#### Input material ####

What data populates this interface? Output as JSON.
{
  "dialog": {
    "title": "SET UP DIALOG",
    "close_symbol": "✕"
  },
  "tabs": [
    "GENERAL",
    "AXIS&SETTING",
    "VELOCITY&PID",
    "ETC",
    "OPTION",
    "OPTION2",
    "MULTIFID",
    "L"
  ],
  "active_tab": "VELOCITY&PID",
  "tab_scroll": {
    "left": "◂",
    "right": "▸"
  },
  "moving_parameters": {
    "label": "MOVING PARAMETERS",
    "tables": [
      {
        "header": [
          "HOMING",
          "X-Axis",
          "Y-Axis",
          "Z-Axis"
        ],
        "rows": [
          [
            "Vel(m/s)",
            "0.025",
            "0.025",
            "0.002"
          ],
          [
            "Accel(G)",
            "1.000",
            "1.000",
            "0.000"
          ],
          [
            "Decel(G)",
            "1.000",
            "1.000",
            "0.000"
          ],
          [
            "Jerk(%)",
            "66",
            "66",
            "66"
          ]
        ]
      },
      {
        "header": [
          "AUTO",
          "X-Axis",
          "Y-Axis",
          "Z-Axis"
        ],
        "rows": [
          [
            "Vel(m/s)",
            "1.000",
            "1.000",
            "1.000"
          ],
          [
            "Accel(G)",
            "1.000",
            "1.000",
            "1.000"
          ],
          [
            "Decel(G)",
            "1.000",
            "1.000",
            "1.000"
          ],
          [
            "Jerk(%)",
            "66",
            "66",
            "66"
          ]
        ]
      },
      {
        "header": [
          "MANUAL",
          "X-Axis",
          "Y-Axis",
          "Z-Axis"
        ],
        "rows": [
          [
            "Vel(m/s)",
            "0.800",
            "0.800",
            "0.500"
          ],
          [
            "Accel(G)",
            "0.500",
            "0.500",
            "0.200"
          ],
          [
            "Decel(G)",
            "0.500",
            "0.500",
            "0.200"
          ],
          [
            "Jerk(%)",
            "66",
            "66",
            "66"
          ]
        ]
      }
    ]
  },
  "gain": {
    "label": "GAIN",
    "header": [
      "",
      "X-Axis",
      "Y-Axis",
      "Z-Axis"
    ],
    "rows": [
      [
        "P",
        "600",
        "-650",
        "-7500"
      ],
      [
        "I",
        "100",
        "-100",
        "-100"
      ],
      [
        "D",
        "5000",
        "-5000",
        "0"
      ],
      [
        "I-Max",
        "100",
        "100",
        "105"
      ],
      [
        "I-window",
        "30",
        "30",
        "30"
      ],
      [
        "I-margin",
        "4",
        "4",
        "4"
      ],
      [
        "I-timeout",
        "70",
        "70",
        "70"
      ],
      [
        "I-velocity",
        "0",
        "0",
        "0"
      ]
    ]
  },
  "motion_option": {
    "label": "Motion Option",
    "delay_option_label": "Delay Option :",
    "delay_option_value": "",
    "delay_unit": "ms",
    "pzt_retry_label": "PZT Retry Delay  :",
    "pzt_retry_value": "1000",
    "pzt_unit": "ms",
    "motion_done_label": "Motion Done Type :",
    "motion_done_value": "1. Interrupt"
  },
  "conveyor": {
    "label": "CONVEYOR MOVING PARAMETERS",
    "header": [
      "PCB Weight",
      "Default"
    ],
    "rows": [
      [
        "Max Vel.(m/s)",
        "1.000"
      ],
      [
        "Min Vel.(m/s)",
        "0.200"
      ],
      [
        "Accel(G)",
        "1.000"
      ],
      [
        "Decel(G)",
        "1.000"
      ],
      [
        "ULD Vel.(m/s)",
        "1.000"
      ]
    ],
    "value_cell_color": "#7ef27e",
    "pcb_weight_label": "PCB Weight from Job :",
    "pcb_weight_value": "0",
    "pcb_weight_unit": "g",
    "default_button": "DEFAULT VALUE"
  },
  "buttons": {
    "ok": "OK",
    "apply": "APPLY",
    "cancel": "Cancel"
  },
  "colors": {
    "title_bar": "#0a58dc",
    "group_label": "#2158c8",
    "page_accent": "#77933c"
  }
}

####

### [Job]
Using the listing above, retype each line exactly.

### [Output below]
What data populates this interface? Output as JSON.
{
  "dialog": {
    "title": "SET UP DIALOG",
    "close_symbol": "✕"
  },
  "tabs": [
    "GENERAL",
    "AXIS&SETTING",
    "VELOCITY&PID",
    "ETC",
    "OPTION",
    "OPTION2",
    "MULTIFID",
    "L"
  ],
  "active_tab": "VELOCITY&PID",
  "tab_scroll": {
    "left": "◂",
    "right": "▸"
  },
  "moving_parameters": {
    "label": "MOVING PARAMETERS",
    "tables": [
      {
        "header": [
          "HOMING",
          "X-Axis",
          "Y-Axis",
          "Z-Axis"
        ],
        "rows": [
          [
            "Vel(m/s)",
            "0.025",
            "0.025",
            "0.002"
          ],
          [
            "Accel(G)",
            "1.000",
            "1.000",
            "0.000"
          ],
          [
            "Decel(G)",
            "1.000",
            "1.000",
            "0.000"
          ],
          [
            "Jerk(%)",
            "66",
            "66",
            "66"
          ]
        ]
      },
      {
        "header": [
          "AUTO",
          "X-Axis",
          "Y-Axis",
          "Z-Axis"
        ],
        "rows": [
          [
            "Vel(m/s)",
            "1.000",
            "1.000",
            "1.000"
          ],
          [
            "Accel(G)",
            "1.000",
            "1.000",
            "1.000"
          ],
          [
            "Decel(G)",
            "1.000",
            "1.000",
            "1.000"
          ],
          [
            "Jerk(%)",
            "66",
            "66",
            "66"
          ]
        ]
      },
      {
        "header": [
          "MANUAL",
          "X-Axis",
          "Y-Axis",
          "Z-Axis"
        ],
        "rows": [
          [
            "Vel(m/s)",
            "0.800",
            "0.800",
            "0.500"
          ],
          [
            "Accel(G)",
            "0.500",
            "0.500",
            "0.200"
          ],
          [
            "Decel(G)",
            "0.500",
            "0.500",
            "0.200"
          ],
          [
            "Jerk(%)",
            "66",
            "66",
            "66"
          ]
        ]
      }
    ]
  },
  "gain": {
    "label": "GAIN",
    "header": [
      "",
      "X-Axis",
      "Y-Axis",
      "Z-Axis"
    ],
    "rows": [
      [
        "P",
        "600",
        "-650",
        "-7500"
      ],
      [
        "I",
        "100",
        "-100",
        "-100"
      ],
      [
        "D",
        "5000",
        "-5000",
        "0"
      ],
      [
        "I-Max",
        "100",
        "100",
        "105"
      ],
      [
        "I-window",
        "30",
        "30",
        "30"
      ],
      [
        "I-margin",
        "4",
        "4",
        "4"
      ],
      [
        "I-timeout",
        "70",
        "70",
        "70"
      ],
      [
        "I-velocity",
        "0",
        "0",
        "0"
      ]
    ]
  },
  "motion_option": {
    "label": "Motion Option",
    "delay_option_label": "Delay Option :",
    "delay_option_value": "",
    "delay_unit": "ms",
    "pzt_retry_label": "PZT Retry Delay  :",
    "pzt_retry_value": "1000",
    "pzt_unit": "ms",
    "motion_done_label": "Motion Done Type :",
    "motion_done_value": "1. Interrupt"
  },
  "conveyor": {
    "label": "CONVEYOR MOVING PARAMETERS",
    "header": [
      "PCB Weight",
      "Default"
    ],
    "rows": [
      [
        "Max Vel.(m/s)",
        "1.000"
      ],
      [
        "Min Vel.(m/s)",
        "0.200"
      ],
      [
        "Accel(G)",
        "1.000"
      ],
      [
        "Decel(G)",
        "1.000"
      ],
      [
        "ULD Vel.(m/s)",
        "1.000"
      ]
    ],
    "value_cell_color": "#7ef27e",
    "pcb_weight_label": "PCB Weight from Job :",
    "pcb_weight_value": "0",
    "pcb_weight_unit": "g",
    "default_button": "DEFAULT VALUE"
  },
  "buttons": {
    "ok": "OK",
    "apply": "APPLY",
    "cancel": "Cancel"
  },
  "colors": {
    "title_bar": "#0a58dc",
    "group_label": "#2158c8",
    "page_accent": "#77933c"
  }
}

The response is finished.